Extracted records
★ ★ ★ ★ ★
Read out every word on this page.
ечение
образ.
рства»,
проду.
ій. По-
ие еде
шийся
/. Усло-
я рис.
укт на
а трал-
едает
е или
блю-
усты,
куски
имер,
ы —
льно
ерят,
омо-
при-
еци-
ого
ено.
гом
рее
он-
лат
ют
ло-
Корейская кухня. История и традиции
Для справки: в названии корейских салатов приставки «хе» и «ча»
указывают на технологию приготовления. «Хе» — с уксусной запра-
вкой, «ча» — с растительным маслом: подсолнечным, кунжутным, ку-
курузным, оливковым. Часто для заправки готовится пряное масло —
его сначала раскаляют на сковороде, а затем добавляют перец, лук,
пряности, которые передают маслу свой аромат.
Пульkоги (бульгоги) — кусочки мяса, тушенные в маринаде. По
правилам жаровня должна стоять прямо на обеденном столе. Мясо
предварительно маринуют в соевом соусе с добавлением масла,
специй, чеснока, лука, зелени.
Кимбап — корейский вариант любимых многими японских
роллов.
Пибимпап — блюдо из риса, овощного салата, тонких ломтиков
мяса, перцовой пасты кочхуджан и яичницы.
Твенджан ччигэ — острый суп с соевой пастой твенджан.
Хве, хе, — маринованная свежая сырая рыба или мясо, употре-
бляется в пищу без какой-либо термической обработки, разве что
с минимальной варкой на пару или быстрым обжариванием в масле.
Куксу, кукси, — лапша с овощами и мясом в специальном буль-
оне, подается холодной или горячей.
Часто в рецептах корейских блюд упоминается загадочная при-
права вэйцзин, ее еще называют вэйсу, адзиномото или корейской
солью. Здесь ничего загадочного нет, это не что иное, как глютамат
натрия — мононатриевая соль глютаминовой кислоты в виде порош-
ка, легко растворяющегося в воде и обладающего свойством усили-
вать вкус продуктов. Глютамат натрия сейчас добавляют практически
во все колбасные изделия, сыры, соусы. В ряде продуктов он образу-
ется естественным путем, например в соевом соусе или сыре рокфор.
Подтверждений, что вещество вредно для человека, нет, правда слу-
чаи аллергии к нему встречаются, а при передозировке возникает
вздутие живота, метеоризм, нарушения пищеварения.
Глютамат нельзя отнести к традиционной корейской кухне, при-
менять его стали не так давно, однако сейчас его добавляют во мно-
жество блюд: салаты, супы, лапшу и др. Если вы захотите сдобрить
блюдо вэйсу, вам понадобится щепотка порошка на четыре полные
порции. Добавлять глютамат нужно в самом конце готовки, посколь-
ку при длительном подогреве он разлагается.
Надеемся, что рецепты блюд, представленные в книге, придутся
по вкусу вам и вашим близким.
★ ★ ★ ★ ★
Type out all of the material again, word for word.

Read out every word on this page.
ечение
образ.
рства»,
проду.
ій. По-
ие еде
шийся
/. Усло-
я рис.
укт на
а трал-
едает
е или
блю-
усты,
куски
имер,
ы —
льно
ерят,
омо-
при-
еци-
ого
ено.
гом
рее
он-
лат
ют
ло-
Корейская кухня. История и традиции
Для справки: в названии корейских салатов приставки «хе» и «ча»
указывают на технологию приготовления. «Хе» — с уксусной запра-
вкой, «ча» — с растительным маслом: подсолнечным, кунжутным, ку-
курузным, оливковым. Часто для заправки готовится пряное масло —
его сначала раскаляют на сковороде, а затем добавляют перец, лук,
пряности, которые передают маслу свой аромат.
Пульkоги (бульгоги) — кусочки мяса, тушенные в маринаде. По
правилам жаровня должна стоять прямо на обеденном столе. Мясо
предварительно маринуют в соевом соусе с добавлением масла,
специй, чеснока, лука, зелени.
Кимбап — корейский вариант любимых многими японских
роллов.
Пибимпап — блюдо из риса, овощного салата, тонких ломтиков
мяса, перцовой пасты кочхуджан и яичницы.
Твенджан ччигэ — острый суп с соевой пастой твенджан.
Хве, хе, — маринованная свежая сырая рыба или мясо, употре-
бляется в пищу без какой-либо термической обработки, разве что
с минимальной варкой на пару или быстрым обжариванием в масле.
Куксу, кукси, — лапша с овощами и мясом в специальном буль-
оне, подается холодной или горячей.
Часто в рецептах корейских блюд упоминается загадочная при-
права вэйцзин, ее еще называют вэйсу, адзиномото или корейской
солью. Здесь ничего загадочного нет, это не что иное, как глютамат
натрия — мононатриевая соль глютаминовой кислоты в виде порош-
ка, легко растворяющегося в воде и обладающего свойством усили-
вать вкус продуктов. Глютамат натрия сейчас добавляют практически
во все колбасные изделия, сыры, соусы. В ряде продуктов он образу-
ется естественным путем, например в соевом соусе или сыре рокфор.
Подтверждений, что вещество вредно для человека, нет, правда слу-
чаи аллергии к нему встречаются, а при передозировке возникает
вздутие живота, метеоризм, нарушения пищеварения.
Глютамат нельзя отнести к традиционной корейской кухне, при-
менять его стали не так давно, однако сейчас его добавляют во мно-
жество блюд: салаты, супы, лапшу и др. Если вы захотите сдобрить
блюдо вэйсу, вам понадобится щепотка порошка на четыре полные
порции. Добавлять глютамат нужно в самом конце готовки, посколь-
ку при длительном подогреве он разлагается.
Надеемся, что рецепты блюд, представленные в книге, придутся
по вкусу вам и вашим близким.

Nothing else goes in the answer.